Phishing-resistant MFA
FIDO2 and passkeys are designed to resist AiTM attacks. The cryptographic binding between the credential and the relying party domain prevents tokens obtained via proxy from being replayed against the legitimate service.
Deploying FIDO2 for privileged accounts—administrators, finance, and sensitive system access—is the most impactful security upgrade an organization can implement in 2026.
Continuous Access Evaluation (CAE) and short-lived tokens
Token lifetime is critical. In default Microsoft environments, refresh tokens can last 90 days. CAE allows applications to receive real-time signals from the identity provider to revoke tokens immediately if a user is disabled, a password is changed, or a session is revoked.
Organizations should minimize the window for stolen credentials; one hour is a recommended starting point for access tokens.
Identity Behavioral Analytics
While traditional controls evaluate the authentication event, behavioral analytics monitor the session. This includes detecting “impossible travel” (e.g., logins from London and Eastern Europe within minutes), residential IPs that deviate from enterprise ranges, and unusual access times or devices.

» Data to examine:

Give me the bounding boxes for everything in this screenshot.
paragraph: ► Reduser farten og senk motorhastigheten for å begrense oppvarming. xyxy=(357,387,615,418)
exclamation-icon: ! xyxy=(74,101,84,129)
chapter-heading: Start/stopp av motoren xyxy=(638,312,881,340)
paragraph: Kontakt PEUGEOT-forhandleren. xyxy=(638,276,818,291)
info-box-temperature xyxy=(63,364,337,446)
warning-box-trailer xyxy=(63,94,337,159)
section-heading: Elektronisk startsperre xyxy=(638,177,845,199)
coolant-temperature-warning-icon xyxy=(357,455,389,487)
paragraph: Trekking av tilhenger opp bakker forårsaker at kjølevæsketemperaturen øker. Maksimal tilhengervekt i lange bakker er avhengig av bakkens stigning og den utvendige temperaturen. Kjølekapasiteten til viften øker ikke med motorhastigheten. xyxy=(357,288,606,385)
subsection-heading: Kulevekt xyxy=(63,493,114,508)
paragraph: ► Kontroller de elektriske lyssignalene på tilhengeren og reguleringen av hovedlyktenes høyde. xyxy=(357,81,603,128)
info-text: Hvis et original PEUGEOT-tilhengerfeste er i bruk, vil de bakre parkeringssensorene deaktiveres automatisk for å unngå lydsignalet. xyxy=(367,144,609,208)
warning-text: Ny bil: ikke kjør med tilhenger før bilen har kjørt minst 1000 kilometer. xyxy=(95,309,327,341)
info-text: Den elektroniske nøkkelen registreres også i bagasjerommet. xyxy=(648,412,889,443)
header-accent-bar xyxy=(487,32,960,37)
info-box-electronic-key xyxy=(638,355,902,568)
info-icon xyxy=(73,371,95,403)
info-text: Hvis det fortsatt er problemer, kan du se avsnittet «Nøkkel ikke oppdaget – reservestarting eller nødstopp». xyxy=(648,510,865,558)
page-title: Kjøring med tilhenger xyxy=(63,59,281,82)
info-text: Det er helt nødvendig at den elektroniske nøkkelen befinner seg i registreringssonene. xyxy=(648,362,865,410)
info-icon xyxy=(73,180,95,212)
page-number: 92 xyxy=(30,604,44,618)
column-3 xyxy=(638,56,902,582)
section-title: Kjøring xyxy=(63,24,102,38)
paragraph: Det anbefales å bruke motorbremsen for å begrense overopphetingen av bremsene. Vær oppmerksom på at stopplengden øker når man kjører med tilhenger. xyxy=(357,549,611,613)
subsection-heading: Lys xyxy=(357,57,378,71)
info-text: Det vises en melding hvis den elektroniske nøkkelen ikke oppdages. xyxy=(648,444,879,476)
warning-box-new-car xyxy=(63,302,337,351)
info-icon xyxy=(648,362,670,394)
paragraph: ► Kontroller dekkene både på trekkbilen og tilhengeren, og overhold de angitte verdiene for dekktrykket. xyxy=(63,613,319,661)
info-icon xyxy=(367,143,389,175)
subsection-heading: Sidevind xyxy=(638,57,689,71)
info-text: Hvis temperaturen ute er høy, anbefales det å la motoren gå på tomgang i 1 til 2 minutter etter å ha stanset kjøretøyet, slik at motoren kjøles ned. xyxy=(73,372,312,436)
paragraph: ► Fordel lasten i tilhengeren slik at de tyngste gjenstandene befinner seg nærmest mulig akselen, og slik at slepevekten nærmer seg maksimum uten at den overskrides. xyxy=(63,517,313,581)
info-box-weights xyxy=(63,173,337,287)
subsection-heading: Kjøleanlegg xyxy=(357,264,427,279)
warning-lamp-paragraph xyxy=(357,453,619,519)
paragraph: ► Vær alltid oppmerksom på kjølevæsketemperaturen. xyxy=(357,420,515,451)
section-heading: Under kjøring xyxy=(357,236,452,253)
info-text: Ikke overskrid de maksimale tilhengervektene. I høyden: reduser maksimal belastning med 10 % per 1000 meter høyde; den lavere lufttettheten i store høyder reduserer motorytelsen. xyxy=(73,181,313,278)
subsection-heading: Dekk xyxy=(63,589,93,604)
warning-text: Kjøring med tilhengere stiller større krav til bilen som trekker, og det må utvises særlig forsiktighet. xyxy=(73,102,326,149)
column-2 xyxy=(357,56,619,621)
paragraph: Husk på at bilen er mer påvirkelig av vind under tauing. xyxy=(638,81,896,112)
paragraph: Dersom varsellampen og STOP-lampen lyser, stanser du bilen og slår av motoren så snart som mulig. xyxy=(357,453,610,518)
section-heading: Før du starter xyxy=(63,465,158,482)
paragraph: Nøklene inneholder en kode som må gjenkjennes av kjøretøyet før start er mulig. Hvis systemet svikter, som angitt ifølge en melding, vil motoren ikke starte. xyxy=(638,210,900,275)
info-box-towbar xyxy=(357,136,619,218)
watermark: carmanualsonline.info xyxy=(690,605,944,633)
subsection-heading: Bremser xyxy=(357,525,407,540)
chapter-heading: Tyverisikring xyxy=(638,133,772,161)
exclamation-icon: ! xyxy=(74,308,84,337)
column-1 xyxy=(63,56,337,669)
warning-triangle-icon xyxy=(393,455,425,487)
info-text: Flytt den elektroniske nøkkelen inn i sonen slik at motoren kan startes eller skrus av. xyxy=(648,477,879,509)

» Work request A: According to the identity security excerpt, how long can refresh tokens last in default Microsoft environments?
» Work request B: Write what comes next in the identity security excerpt, picking up after its final sentence.

» Response box A: Up to 90 days.

» Response box B:
This is where Scattered Spider’s residential proxy attacks become detectable, as analytics can identify inconsistencies that proxies cannot fully mask.
Token Protection in Entra ID
Microsoft Entra ID Conditional Access offers token protection policies that bind tokens to specific devices and sessions. Enforcing device-based token binding makes stolen tokens significantly less useful, as they cannot be replayed from an unauthorized machine.
OAuth Application Auditing
Many organizations lack visibility into the third-party applications accessing their Microsoft 365 or Google Workspace tenants. Often, these apps were authorized years ago by users who have since left. Regular audits to remove unused integrations and enforce minimum viable permissions are essential to closing this overlooked attack surface.
Forensics in a Malware-Free World
This presents a unique challenge for DFIR professionals. Traditional forensics looks for artifacts of malicious code: suspicious processes, anomalous network connections, or unpacked binaries. When valid credentials are used, these artifacts are absent.
The evidence shifts entirely to authentication logs.
Sign-in logs from Azure AD, Google Workspace, and SaaS platforms become the primary evidence. Investigators must seek non-code anomalies: tokens issued from unexpected IPs, new OAuth grants not initiated by the account holder, or sessions from geographic locations that deviate from user patterns.
This is where Identity Threat Detection and Response (ITDR) is critical. ITDR evolves EDR for a world where attackers don’t need to run code, focusing detection on post-authentication anomalies.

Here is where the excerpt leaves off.